Given exercise =
Copy out the listing in full, exactly as written, but not its pictures.

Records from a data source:
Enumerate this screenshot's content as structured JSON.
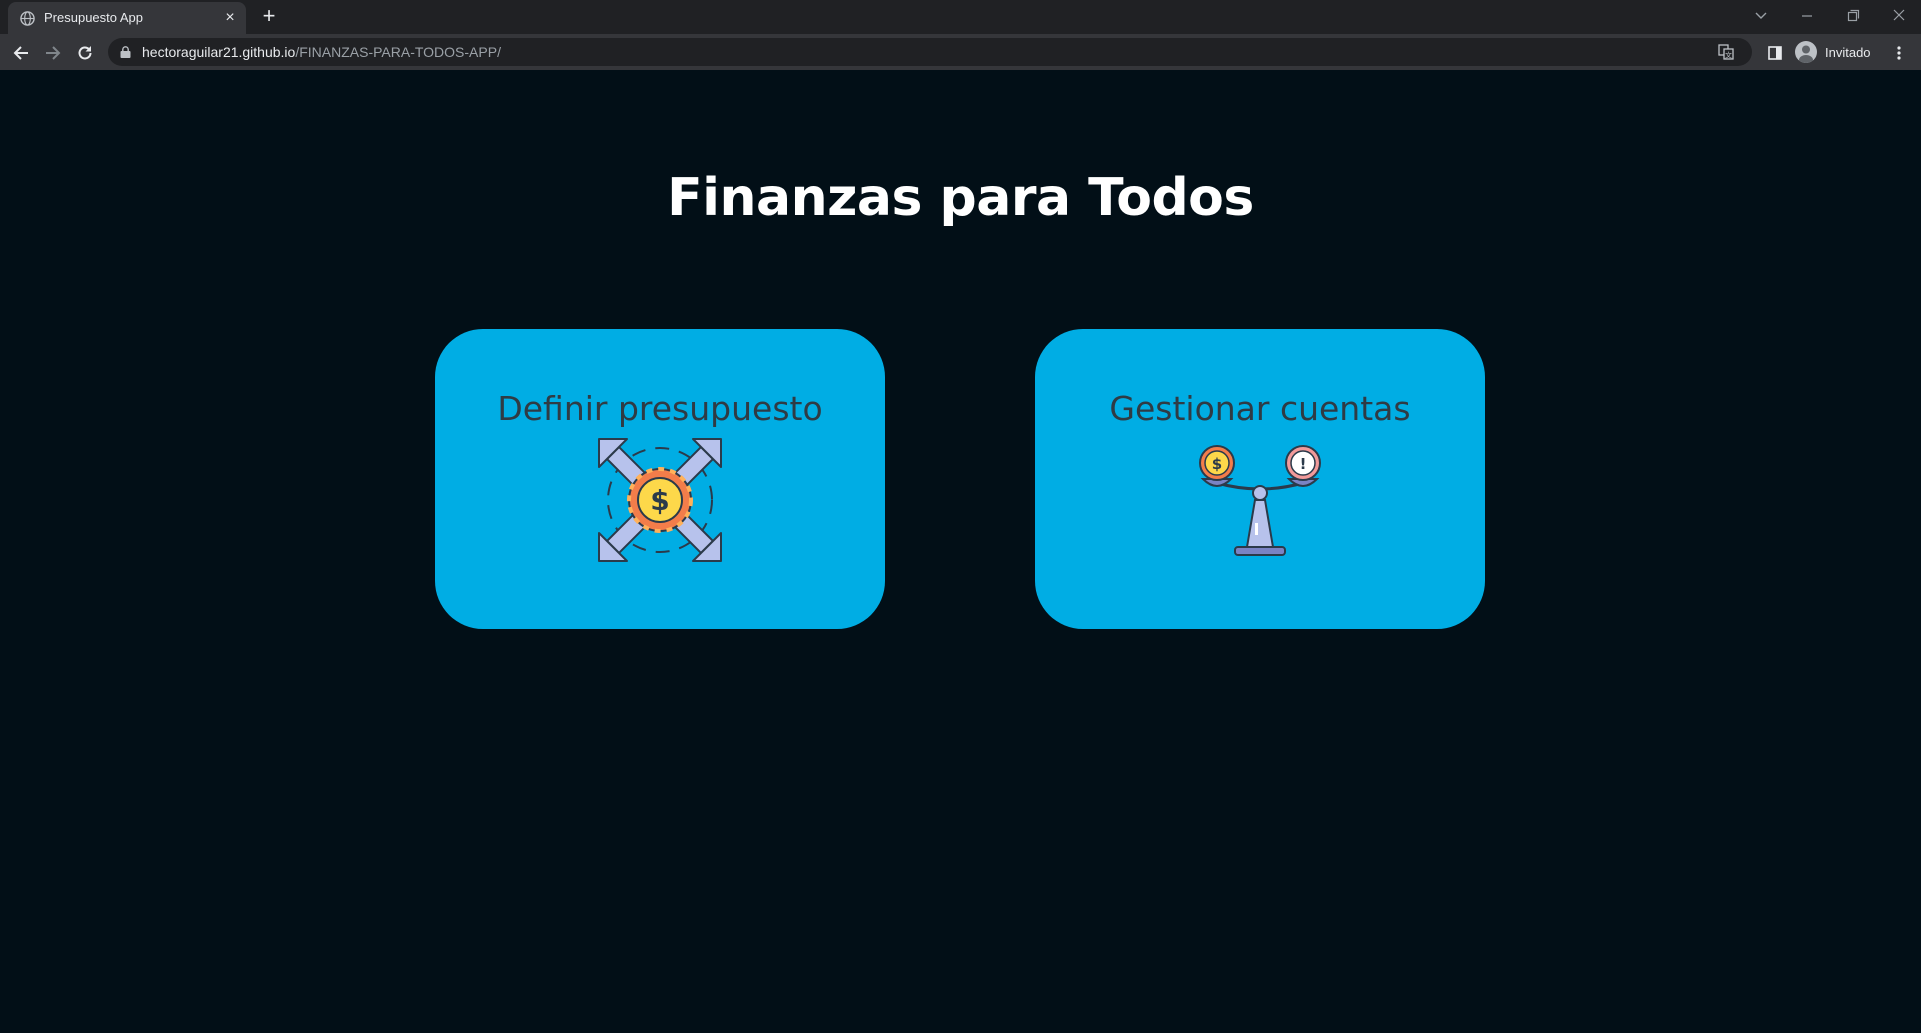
{
  "browser": {
    "tab_title": "Presupuesto App",
    "tab_close": "×",
    "new_tab": "+",
    "url_host": "hectoraguilar21.github.io",
    "url_path": "/FINANZAS-PARA-TODOS-APP/",
    "profile_label": "Invitado"
  },
  "page": {
    "title": "Finanzas para Todos",
    "cards": [
      {
        "label": "Definir presupuesto",
        "icon": "budget-arrows-coin-icon"
      },
      {
        "label": "Gestionar cuentas",
        "icon": "balance-scale-icon"
      }
    ]
  },
  "colors": {
    "page_background": "#020f17",
    "card_background": "#00ade4",
    "title_text": "#ffffff",
    "card_text": "#2f3b44"
  }
}
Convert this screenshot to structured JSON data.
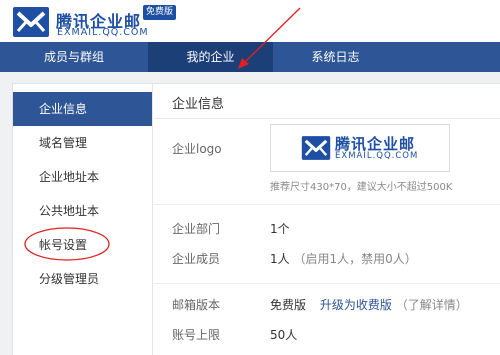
{
  "header": {
    "brand_name": "腾讯企业邮",
    "brand_sub": "EXMAIL.QQ.COM",
    "badge": "免费版"
  },
  "nav": {
    "items": [
      {
        "label": "成员与群组"
      },
      {
        "label": "我的企业"
      },
      {
        "label": "系统日志"
      }
    ],
    "active_index": 1
  },
  "sidebar": {
    "items": [
      {
        "label": "企业信息"
      },
      {
        "label": "域名管理"
      },
      {
        "label": "企业地址本"
      },
      {
        "label": "公共地址本"
      },
      {
        "label": "帐号设置"
      },
      {
        "label": "分级管理员"
      }
    ],
    "active_index": 0
  },
  "main": {
    "title": "企业信息",
    "logo_label": "企业logo",
    "logo_brand_name": "腾讯企业邮",
    "logo_brand_sub": "EXMAIL.QQ.COM",
    "logo_hint": "推荐尺寸430*70，建议大小不超过500K",
    "dept_label": "企业部门",
    "dept_value": "1个",
    "members_label": "企业成员",
    "members_value": "1人",
    "members_detail": "（启用1人，禁用0人）",
    "edition_label": "邮箱版本",
    "edition_value": "免费版",
    "edition_upgrade": "升级为收费版",
    "edition_more": "（了解详情）",
    "limit_label": "账号上限",
    "limit_value": "50人"
  },
  "colors": {
    "brand": "#1e4fa3",
    "nav_bg": "#2e5596",
    "nav_active": "#1d3f78",
    "annotation_red": "#e02020"
  }
}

Full response =
Enumerate this screenshot's content as structured JSON.
{
  "browser": {
    "tab_title": "Presupuesto App",
    "tab_close": "×",
    "new_tab": "+",
    "url_host": "hectoraguilar21.github.io",
    "url_path": "/FINANZAS-PARA-TODOS-APP/",
    "profile_label": "Invitado"
  },
  "page": {
    "title": "Finanzas para Todos",
    "cards": [
      {
        "label": "Definir presupuesto",
        "icon": "budget-arrows-coin-icon"
      },
      {
        "label": "Gestionar cuentas",
        "icon": "balance-scale-icon"
      }
    ]
  },
  "colors": {
    "page_background": "#020f17",
    "card_background": "#00ade4",
    "title_text": "#ffffff",
    "card_text": "#2f3b44"
  }
}
Convert this screenshot to structured JSON data.
{
  "header": {
    "brand_name": "腾讯企业邮",
    "brand_sub": "EXMAIL.QQ.COM",
    "badge": "免费版"
  },
  "nav": {
    "items": [
      {
        "label": "成员与群组"
      },
      {
        "label": "我的企业"
      },
      {
        "label": "系统日志"
      }
    ],
    "active_index": 1
  },
  "sidebar": {
    "items": [
      {
        "label": "企业信息"
      },
      {
        "label": "域名管理"
      },
      {
        "label": "企业地址本"
      },
      {
        "label": "公共地址本"
      },
      {
        "label": "帐号设置"
      },
      {
        "label": "分级管理员"
      }
    ],
    "active_index": 0
  },
  "main": {
    "title": "企业信息",
    "logo_label": "企业logo",
    "logo_brand_name": "腾讯企业邮",
    "logo_brand_sub": "EXMAIL.QQ.COM",
    "logo_hint": "推荐尺寸430*70，建议大小不超过500K",
    "dept_label": "企业部门",
    "dept_value": "1个",
    "members_label": "企业成员",
    "members_value": "1人",
    "members_detail": "（启用1人，禁用0人）",
    "edition_label": "邮箱版本",
    "edition_value": "免费版",
    "edition_upgrade": "升级为收费版",
    "edition_more": "（了解详情）",
    "limit_label": "账号上限",
    "limit_value": "50人"
  },
  "colors": {
    "brand": "#1e4fa3",
    "nav_bg": "#2e5596",
    "nav_active": "#1d3f78",
    "annotation_red": "#e02020"
  }
}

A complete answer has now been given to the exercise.